§ TAREFA 1: De acordo com o trecho sobre o Dia Mundial dos Pobres, em que data se celebra o 8º Dia Mundial dos Pobres?
§ TAREFA 2: Dê prosseguimento ao trecho sobre o Dia Mundial dos Pobres a partir da última frase apresentada.
### TRECHO FORNECIDO ###
“A oração do pobre eleva-se até Deus”, ensina o Livro sapiencial de Sirácida, iluminando a celebração do 8º Dia Mundial dos Pobres, 17 de novembro. A vivência do Dia Mundial dos Pobres é convocação profética do Papa Francisco à Igreja Católica, em todo o mundo, para repercutir também em mentes e corações como interpelação cidadã. É preciso superar a gravíssima exclusão social, configurada em muitos cenários de miséria – tantas pessoas sofrem sem o essencial, passam fome. Esses cenários pedem uma reação emergencial e urgente, para inspirar políticas públicas capazes de promover a dignidade humana. Viver o Dia Mundial dos Pobres é compromisso inegociável na agenda de cada comunidade de fé na Igreja, oportunidade pastoral de se sensibilizar, cada vez mais, diante da exclusão social - ouvir a oração dos pobres, respeitá-los e reconhecer as suas necessidades.
### ENTRADAS FORNECIDAS ###
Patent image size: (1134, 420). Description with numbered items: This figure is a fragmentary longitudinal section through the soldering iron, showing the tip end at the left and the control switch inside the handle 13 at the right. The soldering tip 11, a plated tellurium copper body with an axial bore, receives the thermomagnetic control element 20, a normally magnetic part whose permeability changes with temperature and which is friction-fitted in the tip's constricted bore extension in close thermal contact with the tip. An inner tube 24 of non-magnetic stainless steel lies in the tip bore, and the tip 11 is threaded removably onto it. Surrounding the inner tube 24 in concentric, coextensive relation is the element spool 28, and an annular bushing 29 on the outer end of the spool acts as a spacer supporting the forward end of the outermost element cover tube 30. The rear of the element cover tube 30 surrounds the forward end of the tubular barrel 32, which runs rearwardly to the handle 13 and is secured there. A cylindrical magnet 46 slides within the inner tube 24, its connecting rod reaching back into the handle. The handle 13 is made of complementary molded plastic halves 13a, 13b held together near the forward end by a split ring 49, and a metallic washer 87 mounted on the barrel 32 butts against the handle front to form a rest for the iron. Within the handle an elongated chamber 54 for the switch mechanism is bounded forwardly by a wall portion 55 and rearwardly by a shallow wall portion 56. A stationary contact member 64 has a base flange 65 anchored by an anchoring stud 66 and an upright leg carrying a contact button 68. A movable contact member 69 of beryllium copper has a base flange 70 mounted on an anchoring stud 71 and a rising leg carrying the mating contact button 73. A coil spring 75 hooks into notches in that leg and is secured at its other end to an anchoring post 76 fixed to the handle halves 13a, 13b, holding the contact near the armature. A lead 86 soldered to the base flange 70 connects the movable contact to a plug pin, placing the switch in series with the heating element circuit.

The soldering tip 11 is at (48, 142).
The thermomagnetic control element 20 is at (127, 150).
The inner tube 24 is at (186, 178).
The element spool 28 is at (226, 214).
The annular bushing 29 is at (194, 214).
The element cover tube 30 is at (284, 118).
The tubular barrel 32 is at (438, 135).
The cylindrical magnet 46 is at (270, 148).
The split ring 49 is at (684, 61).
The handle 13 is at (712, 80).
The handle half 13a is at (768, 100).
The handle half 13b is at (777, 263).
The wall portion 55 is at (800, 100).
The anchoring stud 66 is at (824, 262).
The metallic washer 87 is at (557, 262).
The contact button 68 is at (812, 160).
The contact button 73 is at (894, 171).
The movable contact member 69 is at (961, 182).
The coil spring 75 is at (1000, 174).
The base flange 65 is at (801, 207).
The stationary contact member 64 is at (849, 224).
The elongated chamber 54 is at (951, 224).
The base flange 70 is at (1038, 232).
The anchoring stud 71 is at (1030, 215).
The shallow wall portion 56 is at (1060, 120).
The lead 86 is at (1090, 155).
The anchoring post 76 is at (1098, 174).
###
### ENTRADAS FORNECIDAS ###
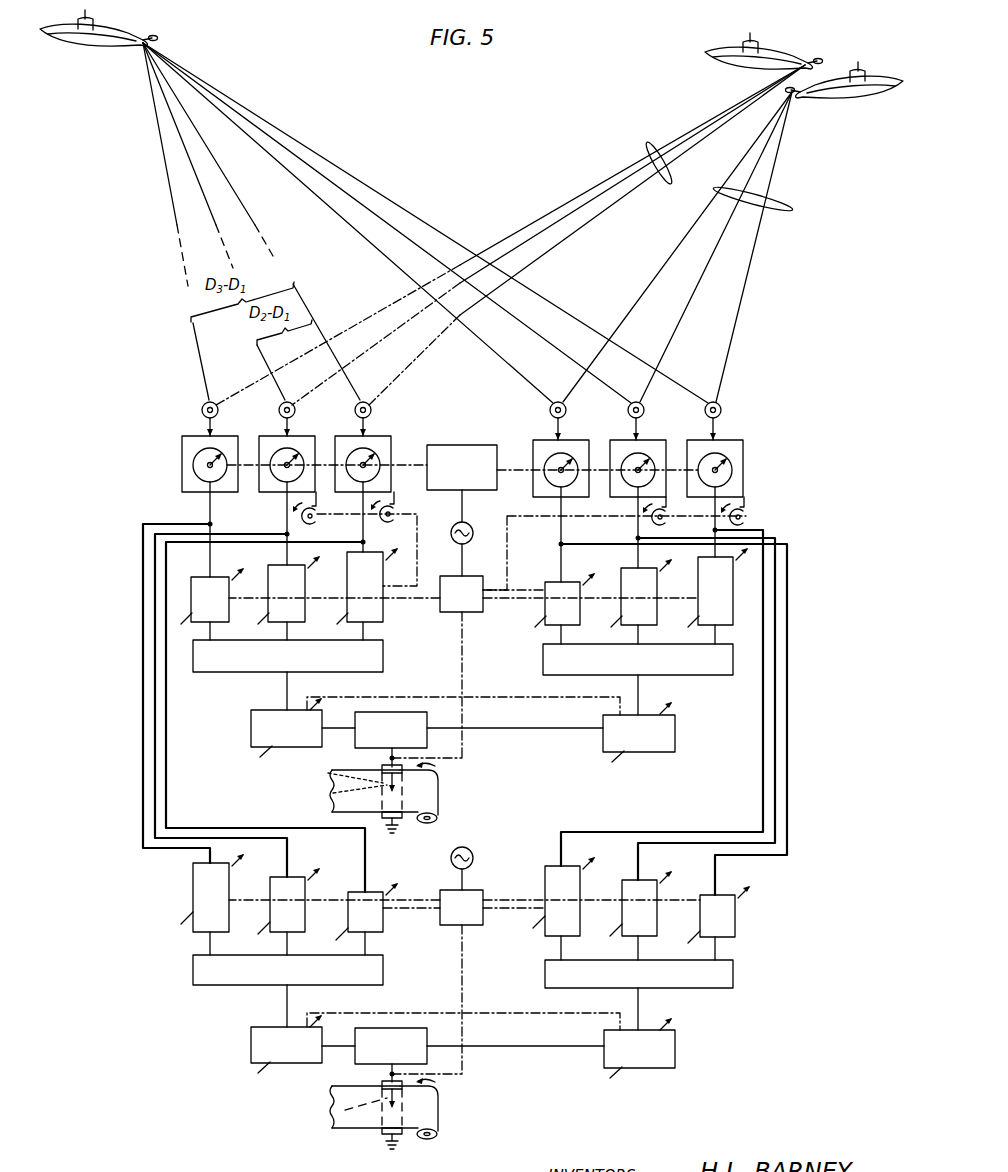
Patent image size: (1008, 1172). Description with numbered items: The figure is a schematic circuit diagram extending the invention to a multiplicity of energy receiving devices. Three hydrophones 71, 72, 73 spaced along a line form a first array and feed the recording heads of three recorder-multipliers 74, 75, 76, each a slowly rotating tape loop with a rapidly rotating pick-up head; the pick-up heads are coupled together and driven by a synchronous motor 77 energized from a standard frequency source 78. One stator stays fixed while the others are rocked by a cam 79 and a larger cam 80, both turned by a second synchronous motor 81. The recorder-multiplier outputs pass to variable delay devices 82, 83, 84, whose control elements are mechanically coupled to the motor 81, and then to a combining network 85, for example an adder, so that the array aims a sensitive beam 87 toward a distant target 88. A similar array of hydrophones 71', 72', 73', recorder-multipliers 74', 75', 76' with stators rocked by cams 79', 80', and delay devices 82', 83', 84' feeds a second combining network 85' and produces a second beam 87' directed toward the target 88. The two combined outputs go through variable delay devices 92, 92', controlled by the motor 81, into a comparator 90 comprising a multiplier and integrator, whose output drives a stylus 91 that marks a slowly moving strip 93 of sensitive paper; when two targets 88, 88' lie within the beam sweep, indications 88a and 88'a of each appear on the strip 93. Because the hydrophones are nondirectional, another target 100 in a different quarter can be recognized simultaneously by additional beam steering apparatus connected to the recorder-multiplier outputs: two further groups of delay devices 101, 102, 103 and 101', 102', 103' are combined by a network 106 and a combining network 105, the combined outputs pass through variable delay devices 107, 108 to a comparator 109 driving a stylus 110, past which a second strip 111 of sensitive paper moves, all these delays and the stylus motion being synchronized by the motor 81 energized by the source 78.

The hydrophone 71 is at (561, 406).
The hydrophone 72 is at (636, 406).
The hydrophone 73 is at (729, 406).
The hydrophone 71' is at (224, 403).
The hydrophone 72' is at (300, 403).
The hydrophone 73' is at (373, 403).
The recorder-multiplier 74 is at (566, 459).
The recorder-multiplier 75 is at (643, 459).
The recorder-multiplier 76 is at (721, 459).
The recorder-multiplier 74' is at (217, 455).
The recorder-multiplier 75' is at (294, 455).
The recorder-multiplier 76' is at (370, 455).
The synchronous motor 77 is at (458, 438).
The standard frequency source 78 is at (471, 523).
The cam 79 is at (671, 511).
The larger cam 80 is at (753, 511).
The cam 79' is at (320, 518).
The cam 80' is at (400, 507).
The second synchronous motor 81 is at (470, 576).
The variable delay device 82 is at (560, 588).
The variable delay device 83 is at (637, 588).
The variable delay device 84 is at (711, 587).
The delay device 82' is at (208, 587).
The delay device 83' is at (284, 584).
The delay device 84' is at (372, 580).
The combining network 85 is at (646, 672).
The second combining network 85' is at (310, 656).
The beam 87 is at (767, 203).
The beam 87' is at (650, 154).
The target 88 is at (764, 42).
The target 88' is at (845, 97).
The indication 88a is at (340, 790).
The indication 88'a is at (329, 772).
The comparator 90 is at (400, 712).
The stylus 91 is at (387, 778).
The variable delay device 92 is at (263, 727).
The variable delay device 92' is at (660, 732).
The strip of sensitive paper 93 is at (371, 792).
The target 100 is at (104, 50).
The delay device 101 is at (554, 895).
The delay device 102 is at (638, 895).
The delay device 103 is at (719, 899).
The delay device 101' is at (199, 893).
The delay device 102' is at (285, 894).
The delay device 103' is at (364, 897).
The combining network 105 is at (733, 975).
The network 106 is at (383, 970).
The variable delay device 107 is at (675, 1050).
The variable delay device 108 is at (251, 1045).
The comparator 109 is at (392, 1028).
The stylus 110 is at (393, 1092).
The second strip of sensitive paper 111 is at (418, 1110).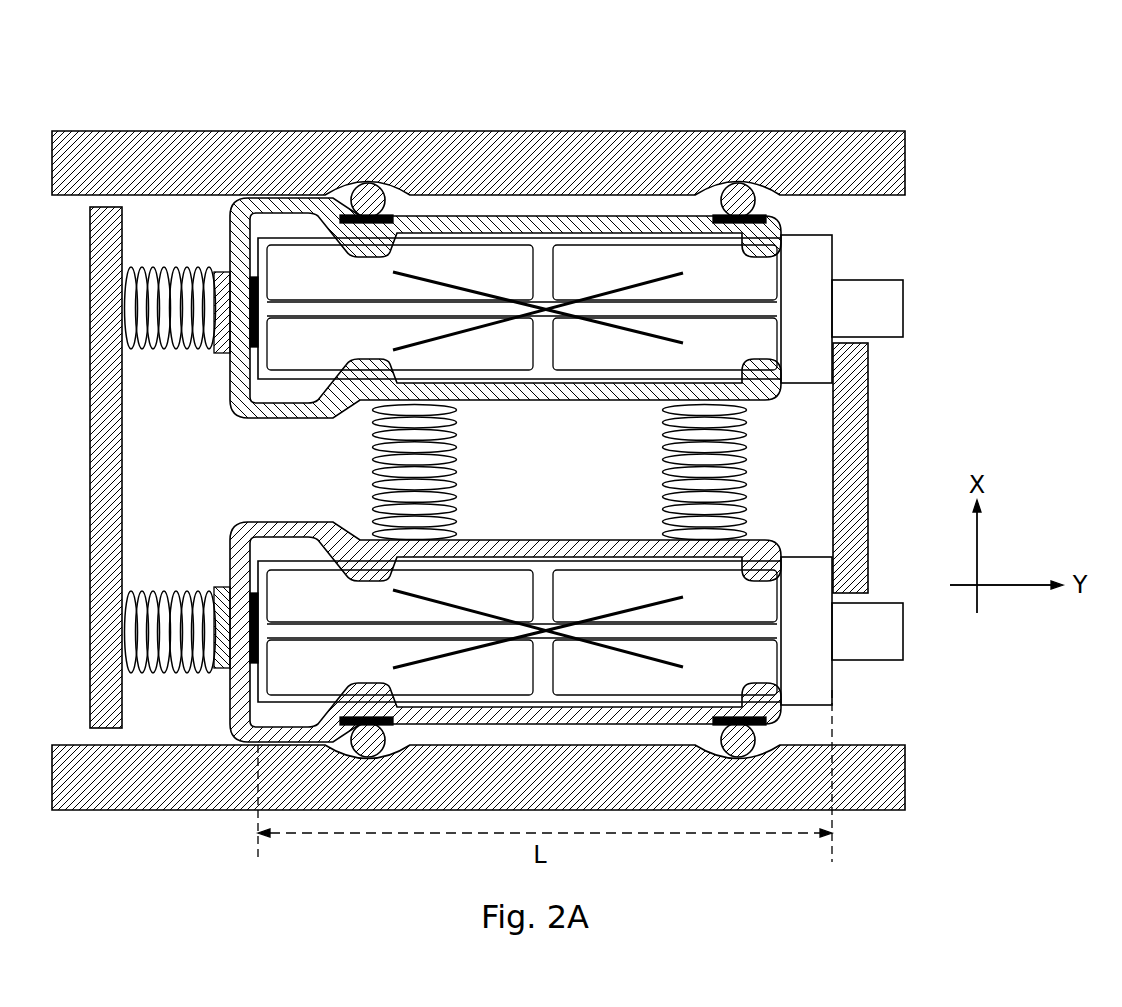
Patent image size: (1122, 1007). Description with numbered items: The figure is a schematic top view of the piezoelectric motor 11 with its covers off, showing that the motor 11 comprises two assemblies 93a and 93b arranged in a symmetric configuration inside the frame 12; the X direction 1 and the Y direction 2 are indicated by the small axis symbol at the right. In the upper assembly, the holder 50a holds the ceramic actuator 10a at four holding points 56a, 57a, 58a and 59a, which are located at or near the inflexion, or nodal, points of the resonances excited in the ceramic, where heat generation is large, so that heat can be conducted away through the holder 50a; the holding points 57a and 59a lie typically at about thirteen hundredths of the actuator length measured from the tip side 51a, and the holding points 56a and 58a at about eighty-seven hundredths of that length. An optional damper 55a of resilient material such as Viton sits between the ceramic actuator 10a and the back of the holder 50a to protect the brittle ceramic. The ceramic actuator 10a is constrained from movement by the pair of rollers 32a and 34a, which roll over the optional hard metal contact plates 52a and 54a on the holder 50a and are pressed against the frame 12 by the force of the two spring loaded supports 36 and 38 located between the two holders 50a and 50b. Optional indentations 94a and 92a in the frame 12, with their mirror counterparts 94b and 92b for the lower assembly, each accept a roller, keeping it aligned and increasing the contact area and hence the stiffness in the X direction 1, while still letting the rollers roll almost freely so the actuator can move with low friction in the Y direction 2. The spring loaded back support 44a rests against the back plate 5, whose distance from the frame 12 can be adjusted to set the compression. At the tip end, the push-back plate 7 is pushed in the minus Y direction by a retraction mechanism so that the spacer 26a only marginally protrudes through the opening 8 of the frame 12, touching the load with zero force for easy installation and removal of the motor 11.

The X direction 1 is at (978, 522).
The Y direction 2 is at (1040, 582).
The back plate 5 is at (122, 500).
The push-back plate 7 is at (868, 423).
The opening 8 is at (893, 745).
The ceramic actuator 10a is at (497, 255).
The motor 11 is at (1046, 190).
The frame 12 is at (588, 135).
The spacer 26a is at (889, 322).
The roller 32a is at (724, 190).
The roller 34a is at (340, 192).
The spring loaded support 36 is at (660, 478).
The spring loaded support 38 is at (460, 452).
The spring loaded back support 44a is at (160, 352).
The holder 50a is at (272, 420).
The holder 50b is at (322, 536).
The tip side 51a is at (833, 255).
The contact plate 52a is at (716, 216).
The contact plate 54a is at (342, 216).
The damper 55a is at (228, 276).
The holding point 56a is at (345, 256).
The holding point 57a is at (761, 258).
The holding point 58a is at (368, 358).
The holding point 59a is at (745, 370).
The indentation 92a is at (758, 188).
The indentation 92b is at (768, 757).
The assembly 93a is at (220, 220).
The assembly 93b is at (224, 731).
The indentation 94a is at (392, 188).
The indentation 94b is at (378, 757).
###
§ RESPOSTA 1: Em 17 de novembro.

§ RESPOSTA 2:
Todos são interpelados a se dedicar às iniciativas que ajudem, efetivamente, os pobres. Unir-se aos voluntários que buscam efetivar uma organização social capaz de tratá-los de modo justo e fraterno. A celebração convocada pelo Papa Francisco é oportunidade para enfileirar-se entre os que amam os pobres. Esse amor é remédio contra a perversa indiferença que impede o ser humano de tratar, adequadamente, o seu semelhante que padece com a exclusão. Padres, diáconos, cristãos leigos - são muitas pessoas que exemplarmente se sensibilizam e dedicam-se aos mais empobrecidos. O testemunho exemplar desses homens e mulheres precisa sempre inspirar o sentido social de solidariedade e o compromisso com a justiça, selos de qualificado exercício da cidadania.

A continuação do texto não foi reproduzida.